:: EXTRACTED MATERIAL

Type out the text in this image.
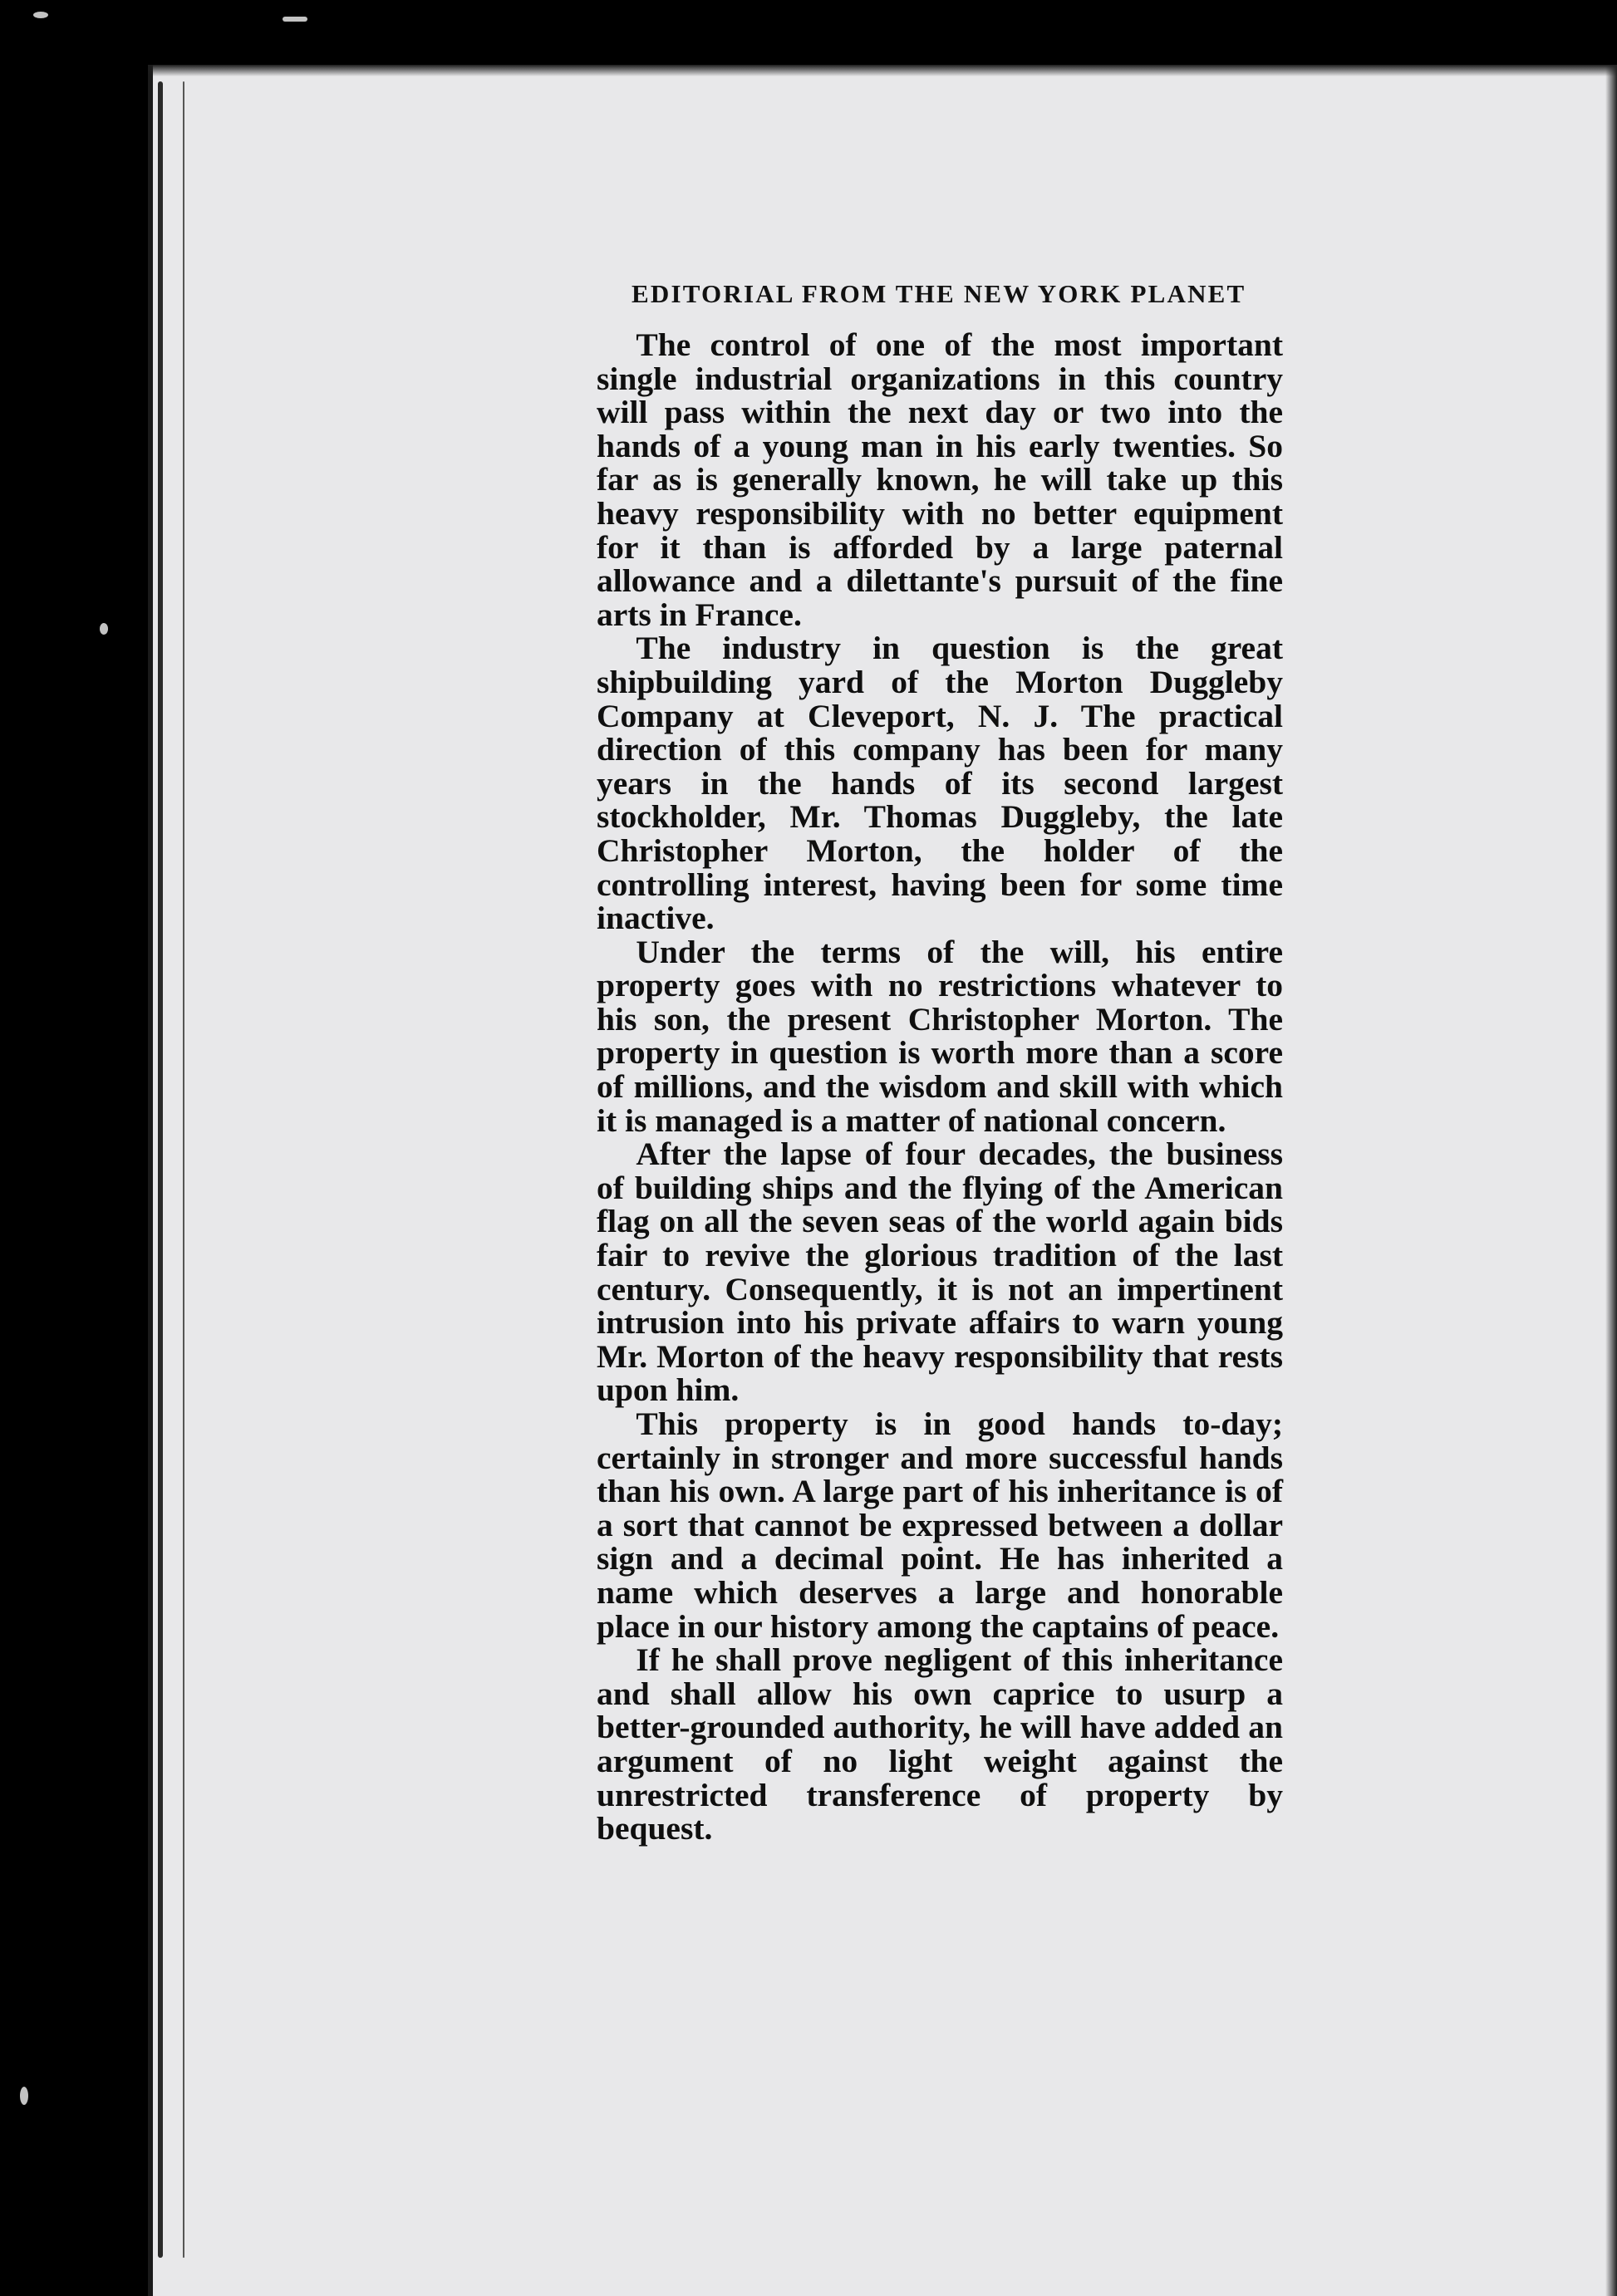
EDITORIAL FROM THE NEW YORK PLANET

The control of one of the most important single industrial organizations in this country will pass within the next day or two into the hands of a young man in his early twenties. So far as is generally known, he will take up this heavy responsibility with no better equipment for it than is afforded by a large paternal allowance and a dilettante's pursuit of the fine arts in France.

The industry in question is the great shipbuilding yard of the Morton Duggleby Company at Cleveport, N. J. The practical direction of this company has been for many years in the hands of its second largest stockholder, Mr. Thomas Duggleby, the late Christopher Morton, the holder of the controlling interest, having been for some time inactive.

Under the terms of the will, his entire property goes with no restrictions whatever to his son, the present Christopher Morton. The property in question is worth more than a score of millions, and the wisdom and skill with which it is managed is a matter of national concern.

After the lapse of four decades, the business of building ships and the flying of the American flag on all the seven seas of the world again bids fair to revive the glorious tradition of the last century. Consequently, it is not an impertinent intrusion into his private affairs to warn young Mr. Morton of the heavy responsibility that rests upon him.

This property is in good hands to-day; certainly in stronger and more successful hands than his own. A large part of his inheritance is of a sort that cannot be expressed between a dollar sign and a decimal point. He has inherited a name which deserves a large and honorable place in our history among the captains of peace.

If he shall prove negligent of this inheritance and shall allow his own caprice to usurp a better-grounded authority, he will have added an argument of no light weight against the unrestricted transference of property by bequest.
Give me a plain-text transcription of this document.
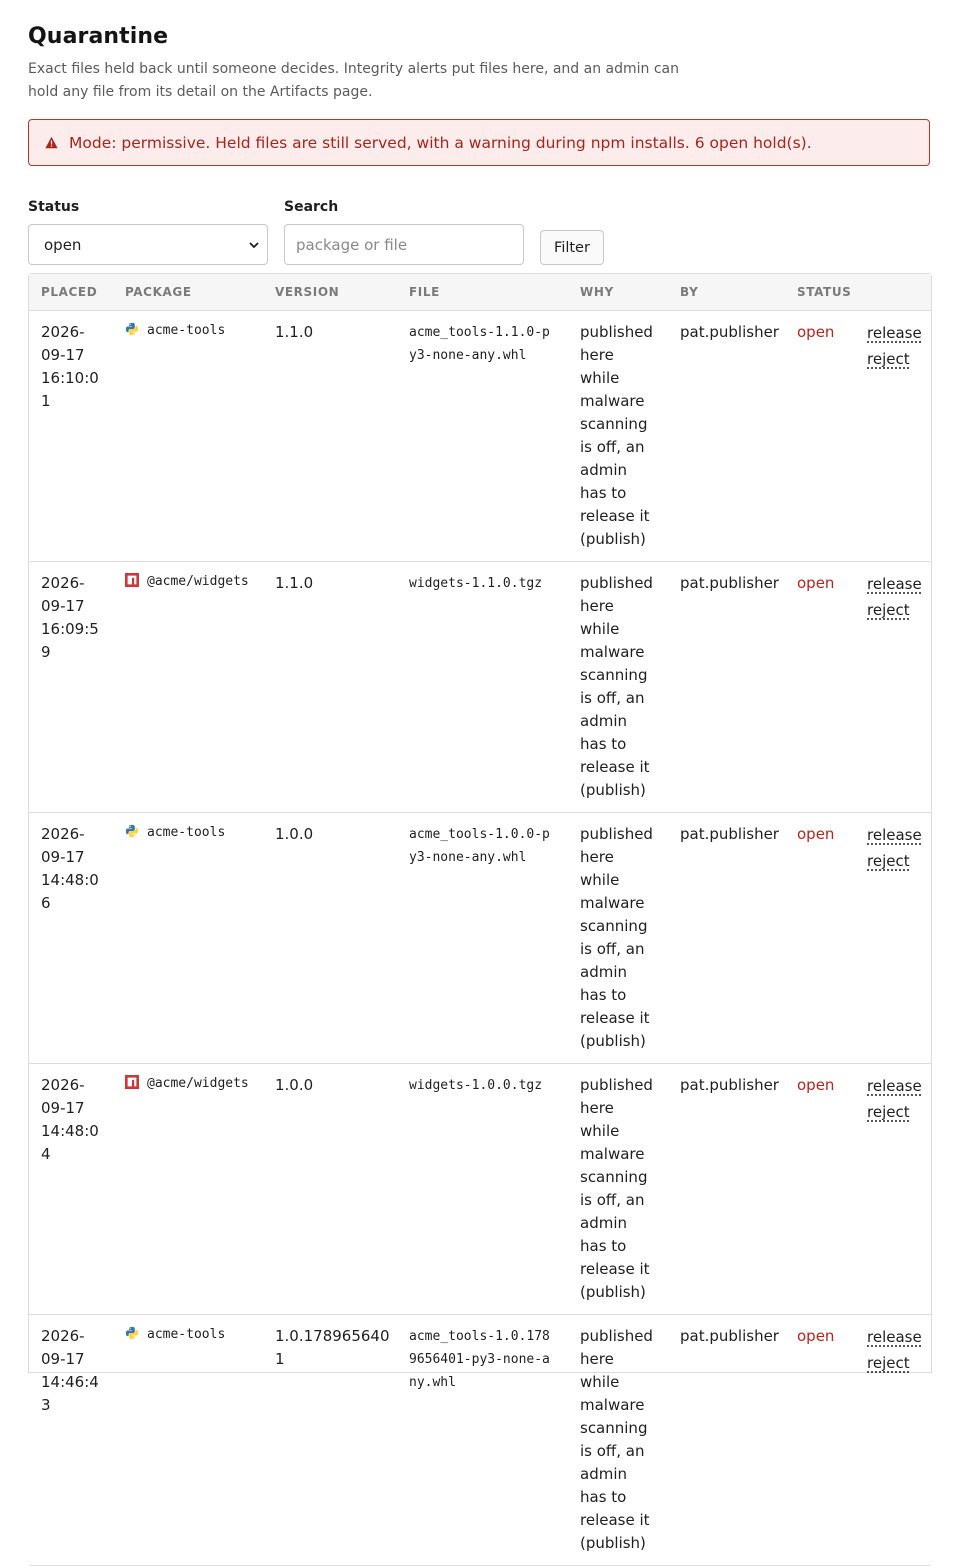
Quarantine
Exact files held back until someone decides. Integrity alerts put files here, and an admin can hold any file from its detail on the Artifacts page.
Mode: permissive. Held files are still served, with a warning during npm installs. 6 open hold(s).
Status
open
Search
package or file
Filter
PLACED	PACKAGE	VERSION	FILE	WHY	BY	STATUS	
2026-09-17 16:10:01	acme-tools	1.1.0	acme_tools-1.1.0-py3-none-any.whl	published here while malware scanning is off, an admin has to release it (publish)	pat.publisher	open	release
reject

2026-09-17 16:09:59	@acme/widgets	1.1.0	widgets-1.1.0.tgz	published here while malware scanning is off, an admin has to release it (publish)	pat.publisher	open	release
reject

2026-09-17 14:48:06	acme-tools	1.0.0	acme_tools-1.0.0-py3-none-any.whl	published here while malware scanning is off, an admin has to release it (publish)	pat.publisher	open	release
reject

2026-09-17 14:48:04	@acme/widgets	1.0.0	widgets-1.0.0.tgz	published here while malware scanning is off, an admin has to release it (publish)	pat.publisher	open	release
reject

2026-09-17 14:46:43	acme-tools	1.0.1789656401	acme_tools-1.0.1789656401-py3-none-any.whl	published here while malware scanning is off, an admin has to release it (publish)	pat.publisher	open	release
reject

::::

▶ WHAT THE TASK REQUIRES: Set the listing down in full and exactly. Pictures within it should not appear in the copy.

▶ RESPONSE:
Type out the text in this image.
EDITORIAL FROM THE NEW YORK PLANET

The control of one of the most important single industrial organizations in this country will pass within the next day or two into the hands of a young man in his early twenties. So far as is generally known, he will take up this heavy responsibility with no better equipment for it than is afforded by a large paternal allowance and a dilettante's pursuit of the fine arts in France.

The industry in question is the great shipbuilding yard of the Morton Duggleby Company at Cleveport, N. J. The practical direction of this company has been for many years in the hands of its second largest stockholder, Mr. Thomas Duggleby, the late Christopher Morton, the holder of the controlling interest, having been for some time inactive.

Under the terms of the will, his entire property goes with no restrictions whatever to his son, the present Christopher Morton. The property in question is worth more than a score of millions, and the wisdom and skill with which it is managed is a matter of national concern.

After the lapse of four decades, the business of building ships and the flying of the American flag on all the seven seas of the world again bids fair to revive the glorious tradition of the last century. Consequently, it is not an impertinent intrusion into his private affairs to warn young Mr. Morton of the heavy responsibility that rests upon him.

This property is in good hands to-day; certainly in stronger and more successful hands than his own. A large part of his inheritance is of a sort that cannot be expressed between a dollar sign and a decimal point. He has inherited a name which deserves a large and honorable place in our history among the captains of peace.

If he shall prove negligent of this inheritance and shall allow his own caprice to usurp a better-grounded authority, he will have added an argument of no light weight against the unrestricted transference of property by bequest.
Give me a plain-text transcription of this document.
Quarantine
Exact files held back until someone decides. Integrity alerts put files here, and an admin can hold any file from its detail on the Artifacts page.
Mode: permissive. Held files are still served, with a warning during npm installs. 6 open hold(s).
Status
open
Search
package or file
Filter
PLACED	PACKAGE	VERSION	FILE	WHY	BY	STATUS	
2026-09-17 16:10:01	acme-tools	1.1.0	acme_tools-1.1.0-py3-none-any.whl	published here while malware scanning is off, an admin has to release it (publish)	pat.publisher	open	release
reject

2026-09-17 16:09:59	@acme/widgets	1.1.0	widgets-1.1.0.tgz	published here while malware scanning is off, an admin has to release it (publish)	pat.publisher	open	release
reject

2026-09-17 14:48:06	acme-tools	1.0.0	acme_tools-1.0.0-py3-none-any.whl	published here while malware scanning is off, an admin has to release it (publish)	pat.publisher	open	release
reject

2026-09-17 14:48:04	@acme/widgets	1.0.0	widgets-1.0.0.tgz	published here while malware scanning is off, an admin has to release it (publish)	pat.publisher	open	release
reject

2026-09-17 14:46:43	acme-tools	1.0.1789656401	acme_tools-1.0.1789656401-py3-none-any.whl	published here while malware scanning is off, an admin has to release it (publish)	pat.publisher	open	release
reject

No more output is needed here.